**What the exercise asks:**
All entries are to be given again verbatim.

# start of Information provided

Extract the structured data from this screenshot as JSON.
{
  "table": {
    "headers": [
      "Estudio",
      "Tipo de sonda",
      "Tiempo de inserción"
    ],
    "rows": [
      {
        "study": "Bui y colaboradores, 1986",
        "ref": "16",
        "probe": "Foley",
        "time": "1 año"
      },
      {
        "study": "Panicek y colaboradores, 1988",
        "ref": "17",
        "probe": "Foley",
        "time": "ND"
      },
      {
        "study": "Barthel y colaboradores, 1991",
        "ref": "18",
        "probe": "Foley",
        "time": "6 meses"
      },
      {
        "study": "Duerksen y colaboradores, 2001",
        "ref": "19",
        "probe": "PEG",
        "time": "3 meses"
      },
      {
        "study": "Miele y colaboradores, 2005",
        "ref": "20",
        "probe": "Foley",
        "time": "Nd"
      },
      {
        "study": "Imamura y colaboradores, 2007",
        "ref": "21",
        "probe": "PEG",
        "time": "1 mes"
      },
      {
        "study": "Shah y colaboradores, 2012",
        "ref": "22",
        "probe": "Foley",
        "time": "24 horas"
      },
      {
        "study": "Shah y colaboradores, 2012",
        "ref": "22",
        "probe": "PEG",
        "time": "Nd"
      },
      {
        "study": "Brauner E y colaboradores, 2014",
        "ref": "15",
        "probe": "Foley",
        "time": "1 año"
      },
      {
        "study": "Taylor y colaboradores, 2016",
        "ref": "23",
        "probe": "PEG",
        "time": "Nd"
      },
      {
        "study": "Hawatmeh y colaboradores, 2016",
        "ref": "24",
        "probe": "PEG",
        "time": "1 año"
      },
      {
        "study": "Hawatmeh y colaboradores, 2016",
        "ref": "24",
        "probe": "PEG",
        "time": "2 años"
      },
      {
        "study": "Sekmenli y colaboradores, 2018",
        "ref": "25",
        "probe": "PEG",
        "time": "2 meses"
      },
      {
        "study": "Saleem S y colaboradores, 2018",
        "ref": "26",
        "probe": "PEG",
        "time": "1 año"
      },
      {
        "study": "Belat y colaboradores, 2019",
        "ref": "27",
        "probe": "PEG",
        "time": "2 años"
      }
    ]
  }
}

# end of Information provided

**Exercise output:**
Extract the structured data from this screenshot as JSON.
{
  "table": {
    "headers": [
      "Estudio",
      "Tipo de sonda",
      "Tiempo de inserción"
    ],
    "rows": [
      {
        "study": "Bui y colaboradores, 1986",
        "ref": "16",
        "probe": "Foley",
        "time": "1 año"
      },
      {
        "study": "Panicek y colaboradores, 1988",
        "ref": "17",
        "probe": "Foley",
        "time": "ND"
      },
      {
        "study": "Barthel y colaboradores, 1991",
        "ref": "18",
        "probe": "Foley",
        "time": "6 meses"
      },
      {
        "study": "Duerksen y colaboradores, 2001",
        "ref": "19",
        "probe": "PEG",
        "time": "3 meses"
      },
      {
        "study": "Miele y colaboradores, 2005",
        "ref": "20",
        "probe": "Foley",
        "time": "Nd"
      },
      {
        "study": "Imamura y colaboradores, 2007",
        "ref": "21",
        "probe": "PEG",
        "time": "1 mes"
      },
      {
        "study": "Shah y colaboradores, 2012",
        "ref": "22",
        "probe": "Foley",
        "time": "24 horas"
      },
      {
        "study": "Shah y colaboradores, 2012",
        "ref": "22",
        "probe": "PEG",
        "time": "Nd"
      },
      {
        "study": "Brauner E y colaboradores, 2014",
        "ref": "15",
        "probe": "Foley",
        "time": "1 año"
      },
      {
        "study": "Taylor y colaboradores, 2016",
        "ref": "23",
        "probe": "PEG",
        "time": "Nd"
      },
      {
        "study": "Hawatmeh y colaboradores, 2016",
        "ref": "24",
        "probe": "PEG",
        "time": "1 año"
      },
      {
        "study": "Hawatmeh y colaboradores, 2016",
        "ref": "24",
        "probe": "PEG",
        "time": "2 años"
      },
      {
        "study": "Sekmenli y colaboradores, 2018",
        "ref": "25",
        "probe": "PEG",
        "time": "2 meses"
      },
      {
        "study": "Saleem S y colaboradores, 2018",
        "ref": "26",
        "probe": "PEG",
        "time": "1 año"
      },
      {
        "study": "Belat y colaboradores, 2019",
        "ref": "27",
        "probe": "PEG",
        "time": "2 años"
      }
    ]
  }
}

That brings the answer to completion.